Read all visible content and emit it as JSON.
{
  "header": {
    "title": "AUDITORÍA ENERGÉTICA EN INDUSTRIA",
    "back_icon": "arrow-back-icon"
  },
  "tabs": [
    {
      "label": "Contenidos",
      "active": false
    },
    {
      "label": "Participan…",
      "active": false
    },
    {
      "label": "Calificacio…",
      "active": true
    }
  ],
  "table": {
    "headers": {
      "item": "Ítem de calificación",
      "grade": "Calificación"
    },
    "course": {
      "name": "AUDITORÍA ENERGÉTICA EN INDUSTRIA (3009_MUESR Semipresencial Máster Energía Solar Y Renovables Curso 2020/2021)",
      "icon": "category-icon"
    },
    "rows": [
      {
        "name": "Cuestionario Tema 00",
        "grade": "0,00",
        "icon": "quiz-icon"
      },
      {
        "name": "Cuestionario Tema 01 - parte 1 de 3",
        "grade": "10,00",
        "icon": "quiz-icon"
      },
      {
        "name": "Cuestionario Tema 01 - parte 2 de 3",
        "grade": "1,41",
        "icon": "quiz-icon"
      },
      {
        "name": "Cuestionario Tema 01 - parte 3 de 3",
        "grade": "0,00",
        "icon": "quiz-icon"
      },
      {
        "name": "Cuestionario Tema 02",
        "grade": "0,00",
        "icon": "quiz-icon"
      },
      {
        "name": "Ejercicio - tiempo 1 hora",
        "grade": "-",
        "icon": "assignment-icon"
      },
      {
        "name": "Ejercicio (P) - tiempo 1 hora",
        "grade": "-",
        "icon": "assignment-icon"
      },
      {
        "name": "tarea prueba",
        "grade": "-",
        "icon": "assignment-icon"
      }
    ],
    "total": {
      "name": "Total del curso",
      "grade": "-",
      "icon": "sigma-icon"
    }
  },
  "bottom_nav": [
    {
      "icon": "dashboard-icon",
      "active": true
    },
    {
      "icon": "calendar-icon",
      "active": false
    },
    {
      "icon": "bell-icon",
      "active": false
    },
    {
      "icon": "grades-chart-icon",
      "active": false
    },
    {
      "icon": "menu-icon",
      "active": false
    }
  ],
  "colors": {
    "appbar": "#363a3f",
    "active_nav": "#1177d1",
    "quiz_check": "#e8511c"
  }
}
--
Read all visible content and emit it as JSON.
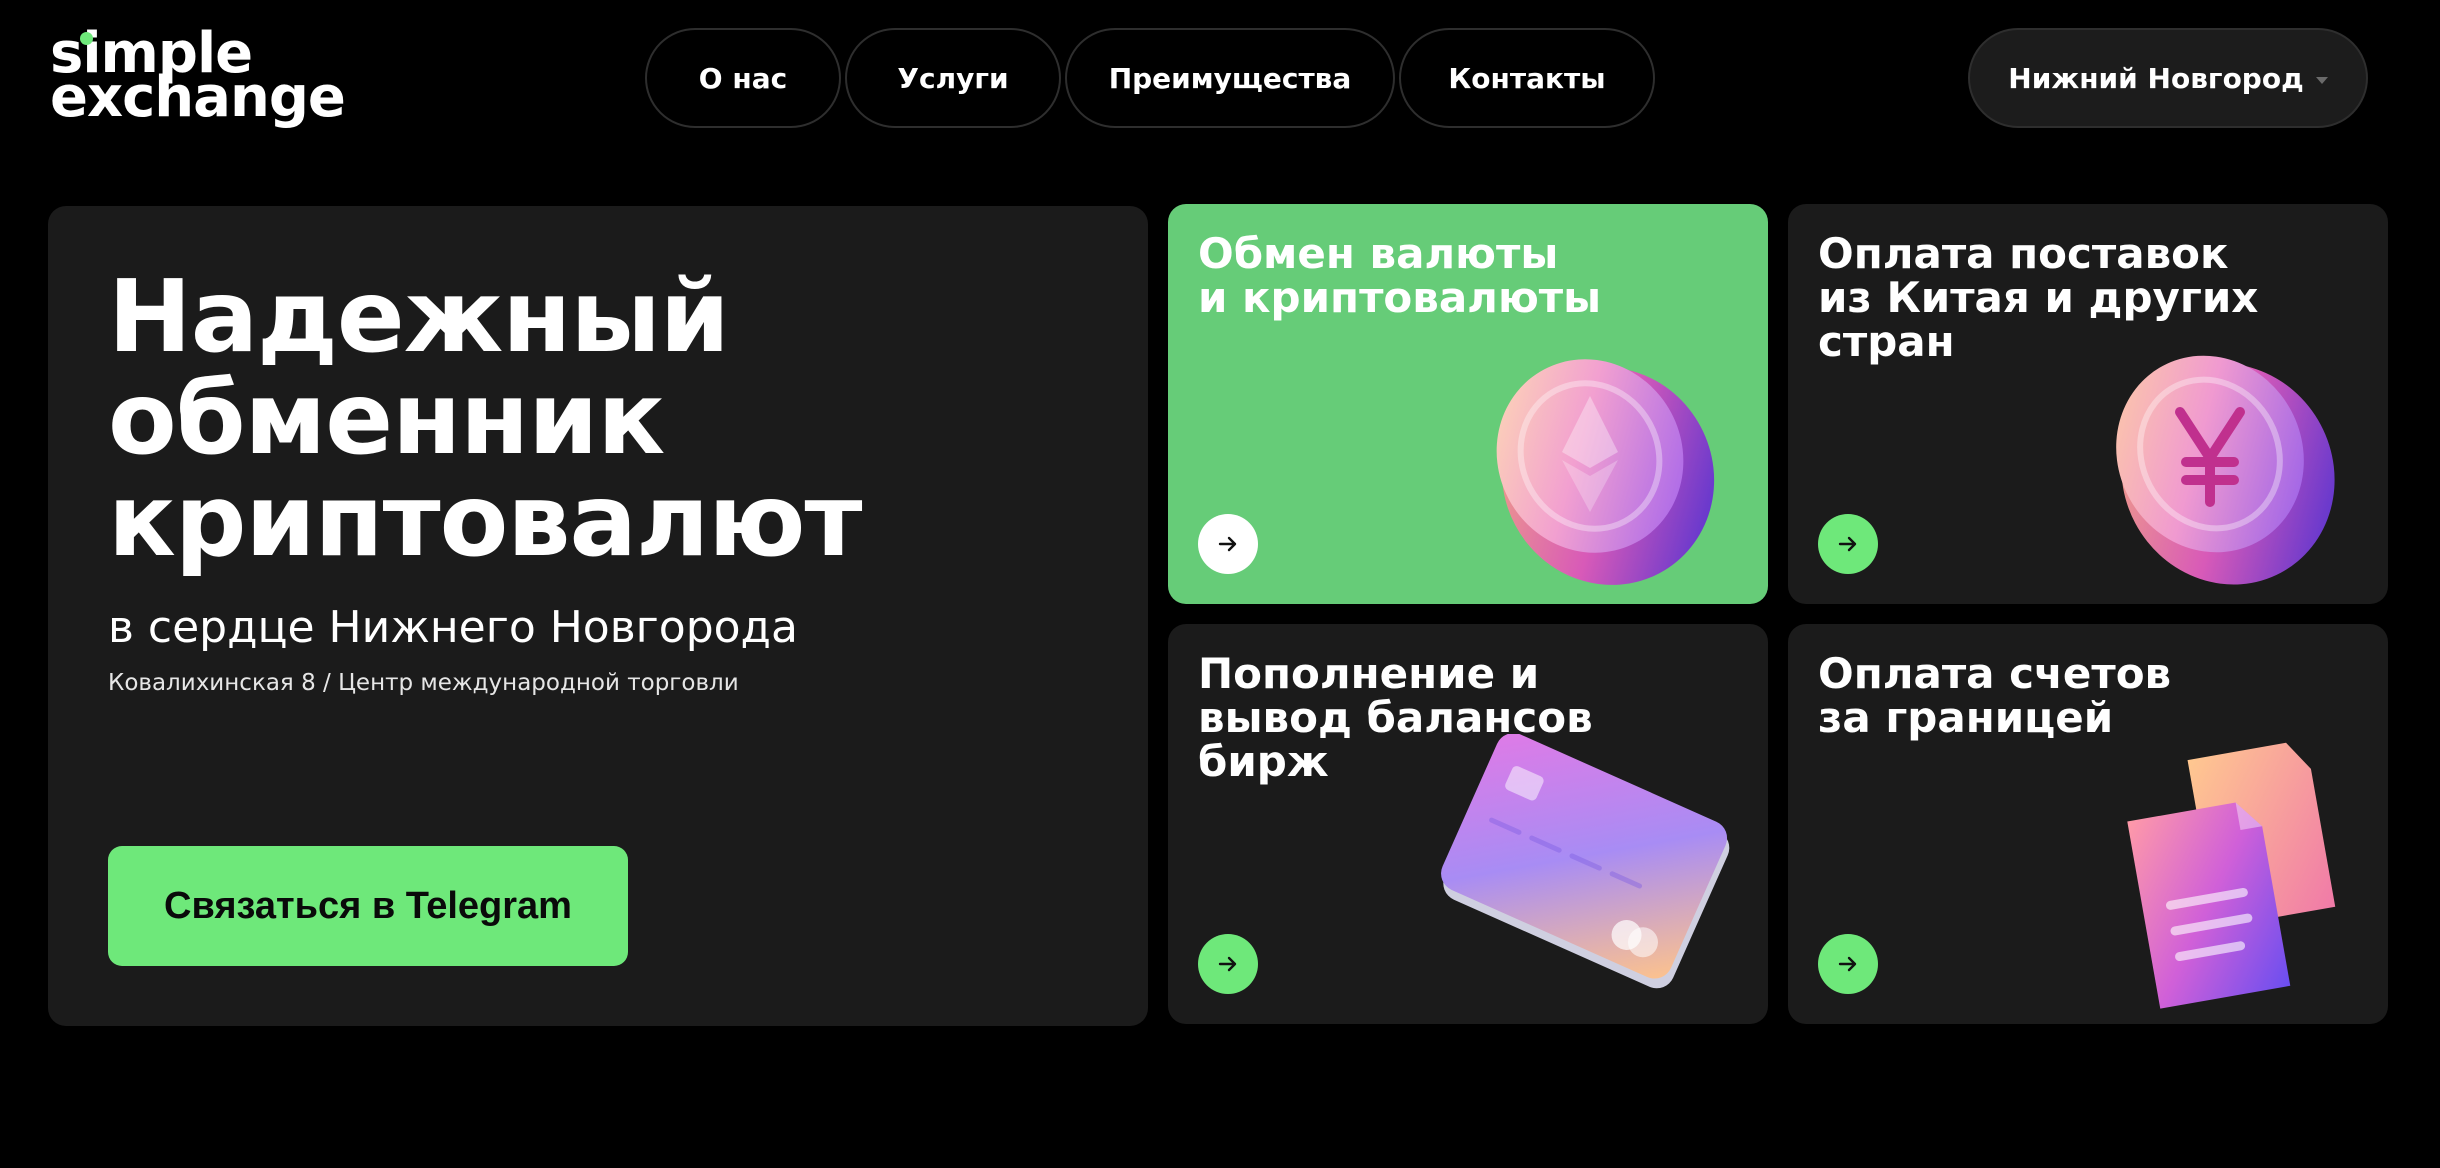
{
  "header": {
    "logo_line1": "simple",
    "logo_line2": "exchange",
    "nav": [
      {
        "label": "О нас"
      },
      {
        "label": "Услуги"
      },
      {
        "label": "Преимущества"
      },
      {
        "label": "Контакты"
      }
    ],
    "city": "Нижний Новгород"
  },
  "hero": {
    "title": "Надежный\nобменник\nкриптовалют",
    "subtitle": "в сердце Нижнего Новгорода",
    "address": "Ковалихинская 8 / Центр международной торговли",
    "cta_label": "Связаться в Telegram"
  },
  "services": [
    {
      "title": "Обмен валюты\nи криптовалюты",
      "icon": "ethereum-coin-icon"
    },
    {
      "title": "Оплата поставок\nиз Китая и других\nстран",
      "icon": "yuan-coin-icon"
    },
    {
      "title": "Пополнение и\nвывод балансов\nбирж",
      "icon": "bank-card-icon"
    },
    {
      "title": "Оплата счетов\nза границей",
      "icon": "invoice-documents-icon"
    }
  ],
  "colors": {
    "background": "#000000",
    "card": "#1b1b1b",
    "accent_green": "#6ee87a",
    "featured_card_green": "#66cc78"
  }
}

■ REQUIRED WORK: Scan the material above. Return every line containing the string "coin".

■ RESULT FOR THIS TASK:
      "icon": "ethereum-coin-icon"
      "icon": "yuan-coin-icon"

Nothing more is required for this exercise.